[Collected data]

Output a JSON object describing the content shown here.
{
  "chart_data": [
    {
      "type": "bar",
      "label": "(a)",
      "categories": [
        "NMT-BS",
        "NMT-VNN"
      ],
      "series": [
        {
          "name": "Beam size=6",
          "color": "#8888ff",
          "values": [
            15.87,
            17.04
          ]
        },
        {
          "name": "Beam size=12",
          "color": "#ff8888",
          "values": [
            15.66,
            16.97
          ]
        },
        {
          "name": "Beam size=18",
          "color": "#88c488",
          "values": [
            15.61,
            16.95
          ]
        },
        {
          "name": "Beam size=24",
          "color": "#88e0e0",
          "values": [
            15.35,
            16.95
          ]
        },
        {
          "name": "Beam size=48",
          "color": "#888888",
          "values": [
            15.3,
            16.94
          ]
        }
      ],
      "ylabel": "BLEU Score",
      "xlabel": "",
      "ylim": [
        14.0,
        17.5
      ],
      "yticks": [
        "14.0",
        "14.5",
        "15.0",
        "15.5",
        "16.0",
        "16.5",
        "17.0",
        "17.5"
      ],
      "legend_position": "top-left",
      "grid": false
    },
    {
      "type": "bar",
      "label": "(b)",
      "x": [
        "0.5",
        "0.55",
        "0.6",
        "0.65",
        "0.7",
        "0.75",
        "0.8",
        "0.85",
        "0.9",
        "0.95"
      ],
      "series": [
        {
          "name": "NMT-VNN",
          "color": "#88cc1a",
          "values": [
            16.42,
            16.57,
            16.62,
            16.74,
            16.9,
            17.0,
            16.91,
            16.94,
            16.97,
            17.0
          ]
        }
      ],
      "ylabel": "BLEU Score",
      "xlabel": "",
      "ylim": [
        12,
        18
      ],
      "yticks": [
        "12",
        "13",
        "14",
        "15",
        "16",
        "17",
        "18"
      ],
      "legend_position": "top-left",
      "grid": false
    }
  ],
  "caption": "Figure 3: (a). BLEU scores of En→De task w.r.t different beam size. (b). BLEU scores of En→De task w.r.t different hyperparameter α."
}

» **Exercise**: Repeat the listing above without any change.

» **Reply**:
Output a JSON object describing the content shown here.
{
  "chart_data": [
    {
      "type": "bar",
      "label": "(a)",
      "categories": [
        "NMT-BS",
        "NMT-VNN"
      ],
      "series": [
        {
          "name": "Beam size=6",
          "color": "#8888ff",
          "values": [
            15.87,
            17.04
          ]
        },
        {
          "name": "Beam size=12",
          "color": "#ff8888",
          "values": [
            15.66,
            16.97
          ]
        },
        {
          "name": "Beam size=18",
          "color": "#88c488",
          "values": [
            15.61,
            16.95
          ]
        },
        {
          "name": "Beam size=24",
          "color": "#88e0e0",
          "values": [
            15.35,
            16.95
          ]
        },
        {
          "name": "Beam size=48",
          "color": "#888888",
          "values": [
            15.3,
            16.94
          ]
        }
      ],
      "ylabel": "BLEU Score",
      "xlabel": "",
      "ylim": [
        14.0,
        17.5
      ],
      "yticks": [
        "14.0",
        "14.5",
        "15.0",
        "15.5",
        "16.0",
        "16.5",
        "17.0",
        "17.5"
      ],
      "legend_position": "top-left",
      "grid": false
    },
    {
      "type": "bar",
      "label": "(b)",
      "x": [
        "0.5",
        "0.55",
        "0.6",
        "0.65",
        "0.7",
        "0.75",
        "0.8",
        "0.85",
        "0.9",
        "0.95"
      ],
      "series": [
        {
          "name": "NMT-VNN",
          "color": "#88cc1a",
          "values": [
            16.42,
            16.57,
            16.62,
            16.74,
            16.9,
            17.0,
            16.91,
            16.94,
            16.97,
            17.0
          ]
        }
      ],
      "ylabel": "BLEU Score",
      "xlabel": "",
      "ylim": [
        12,
        18
      ],
      "yticks": [
        "12",
        "13",
        "14",
        "15",
        "16",
        "17",
        "18"
      ],
      "legend_position": "top-left",
      "grid": false
    }
  ],
  "caption": "Figure 3: (a). BLEU scores of En→De task w.r.t different beam size. (b). BLEU scores of En→De task w.r.t different hyperparameter α."
}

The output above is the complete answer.